# Exercise description
Determine the number of lines containing the word "algorithms", and state that figure alone.
***** Supplied entries
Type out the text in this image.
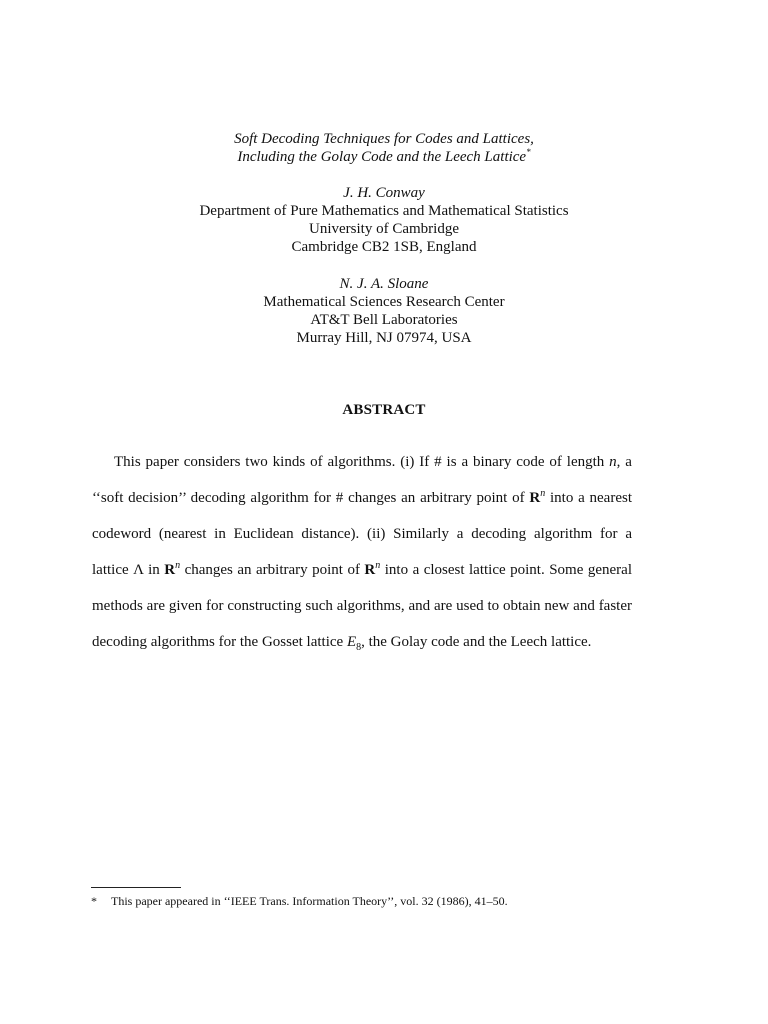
Soft Decoding Techniques for Codes and Lattices,
Including the Golay Code and the Leech Lattice*
J. H. Conway
Department of Pure Mathematics and Mathematical Statistics
University of Cambridge
Cambridge CB2 1SB, England
N. J. A. Sloane
Mathematical Sciences Research Center
AT&T Bell Laboratories
Murray Hill, NJ 07974, USA
ABSTRACT
This paper considers two kinds of algorithms. (i) If # is a binary code of length n, a
‘‘soft decision’’ decoding algorithm for # changes an arbitrary point of $R^n$ into a nearest
codeword (nearest in Euclidean distance). (ii) Similarly a decoding algorithm for a
lattice Λ in $R^n$ changes an arbitrary point of $R^n$ into a closest lattice point. Some general
methods are given for constructing such algorithms, and are used to obtain new and faster
decoding algorithms for the Gosset lattice $E_8$, the Golay code and the Leech lattice.
* This paper appeared in ‘‘IEEE Trans. Information Theory’’, vol. 32 (1986), 41–50.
**********
# Correct result
3